Satu blok data:
==============================
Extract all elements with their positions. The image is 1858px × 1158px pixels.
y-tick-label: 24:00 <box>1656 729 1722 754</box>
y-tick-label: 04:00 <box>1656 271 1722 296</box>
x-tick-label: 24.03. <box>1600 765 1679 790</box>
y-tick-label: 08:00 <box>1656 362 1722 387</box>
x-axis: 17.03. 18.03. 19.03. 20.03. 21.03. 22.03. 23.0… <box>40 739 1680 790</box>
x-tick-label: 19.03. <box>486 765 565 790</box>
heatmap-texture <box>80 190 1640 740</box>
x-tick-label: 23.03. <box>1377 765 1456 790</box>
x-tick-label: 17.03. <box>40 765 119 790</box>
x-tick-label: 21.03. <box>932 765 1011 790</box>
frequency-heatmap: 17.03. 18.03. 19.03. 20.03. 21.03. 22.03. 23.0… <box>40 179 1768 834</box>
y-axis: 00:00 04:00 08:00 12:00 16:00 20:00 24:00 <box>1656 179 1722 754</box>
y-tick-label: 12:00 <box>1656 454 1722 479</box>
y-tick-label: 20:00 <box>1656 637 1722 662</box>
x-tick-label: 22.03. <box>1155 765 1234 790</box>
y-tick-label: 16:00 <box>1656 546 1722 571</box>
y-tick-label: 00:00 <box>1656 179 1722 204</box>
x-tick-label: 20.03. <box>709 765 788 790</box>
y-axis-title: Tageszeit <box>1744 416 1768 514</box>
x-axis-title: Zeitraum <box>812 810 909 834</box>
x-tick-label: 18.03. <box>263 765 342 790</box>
==============================
◆ **TUGAS ANDA**: Salin kembali semua baris data di atas tanpa perubahan sedikit pun.

◆ **JAWABAN LATIHAN**:
Extract all elements with their positions. The image is 1858px × 1158px pixels.
y-tick-label: 24:00 <box>1656 729 1722 754</box>
y-tick-label: 04:00 <box>1656 271 1722 296</box>
x-tick-label: 24.03. <box>1600 765 1679 790</box>
y-tick-label: 08:00 <box>1656 362 1722 387</box>
x-axis: 17.03. 18.03. 19.03. 20.03. 21.03. 22.03. 23.0… <box>40 739 1680 790</box>
x-tick-label: 19.03. <box>486 765 565 790</box>
heatmap-texture <box>80 190 1640 740</box>
x-tick-label: 23.03. <box>1377 765 1456 790</box>
x-tick-label: 17.03. <box>40 765 119 790</box>
x-tick-label: 21.03. <box>932 765 1011 790</box>
frequency-heatmap: 17.03. 18.03. 19.03. 20.03. 21.03. 22.03. 23.0… <box>40 179 1768 834</box>
y-axis: 00:00 04:00 08:00 12:00 16:00 20:00 24:00 <box>1656 179 1722 754</box>
y-tick-label: 12:00 <box>1656 454 1722 479</box>
y-tick-label: 20:00 <box>1656 637 1722 662</box>
x-tick-label: 22.03. <box>1155 765 1234 790</box>
y-tick-label: 16:00 <box>1656 546 1722 571</box>
y-tick-label: 00:00 <box>1656 179 1722 204</box>
x-tick-label: 20.03. <box>709 765 788 790</box>
y-axis-title: Tageszeit <box>1744 416 1768 514</box>
x-axis-title: Zeitraum <box>812 810 909 834</box>
x-tick-label: 18.03. <box>263 765 342 790</box>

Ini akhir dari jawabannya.